* Work to do
Transcribe everything in the data word for word. Pictures are left out.

* Dataset

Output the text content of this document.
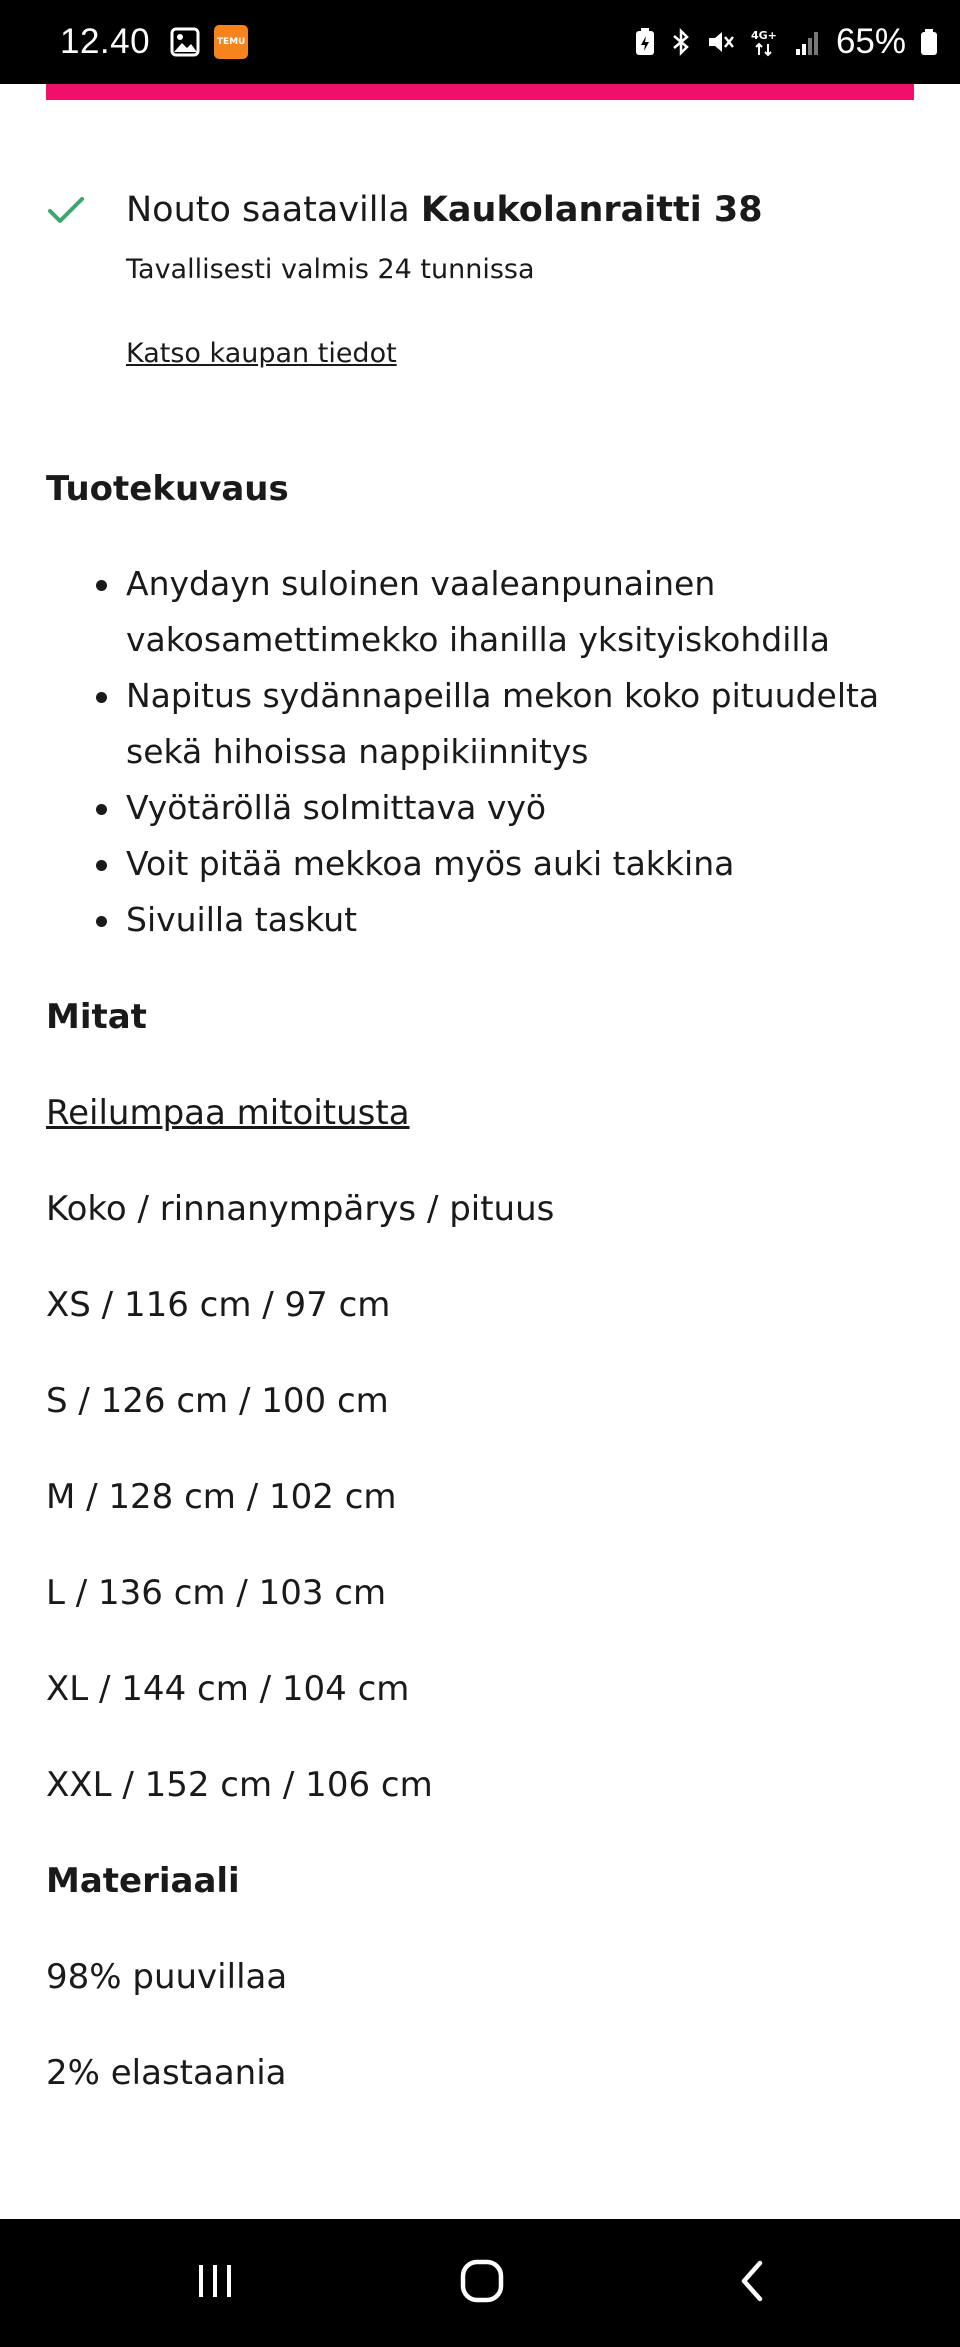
12.40	TEMU	4G+ 65%
Nouto saatavilla Kaukolanraitti 38
Tavallisesti valmis 24 tunnissa
Katso kaupan tiedot
Tuotekuvaus
Anydayn suloinen vaaleanpunainen vakosamettimekko ihanilla yksityiskohdilla
Napitus sydännapeilla mekon koko pituudelta sekä hihoissa nappikiinnitys
Vyötäröllä solmittava vyö
Voit pitää mekkoa myös auki takkina
Sivuilla taskut
Mitat
Reilumpaa mitoitusta
Koko / rinnanympärys / pituus
XS / 116 cm / 97 cm
S / 126 cm / 100 cm
M / 128 cm / 102 cm
L / 136 cm / 103 cm
XL / 144 cm / 104 cm
XXL / 152 cm / 106 cm
Materiaali
98% puuvillaa
2% elastaania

* Written solution
Output the text content of this document.
12.40	TEMU	4G+ 65%
Nouto saatavilla Kaukolanraitti 38
Tavallisesti valmis 24 tunnissa
Katso kaupan tiedot
Tuotekuvaus
Anydayn suloinen vaaleanpunainen vakosamettimekko ihanilla yksityiskohdilla
Napitus sydännapeilla mekon koko pituudelta sekä hihoissa nappikiinnitys
Vyötäröllä solmittava vyö
Voit pitää mekkoa myös auki takkina
Sivuilla taskut
Mitat
Reilumpaa mitoitusta
Koko / rinnanympärys / pituus
XS / 116 cm / 97 cm
S / 126 cm / 100 cm
M / 128 cm / 102 cm
L / 136 cm / 103 cm
XL / 144 cm / 104 cm
XXL / 152 cm / 106 cm
Materiaali
98% puuvillaa
2% elastaania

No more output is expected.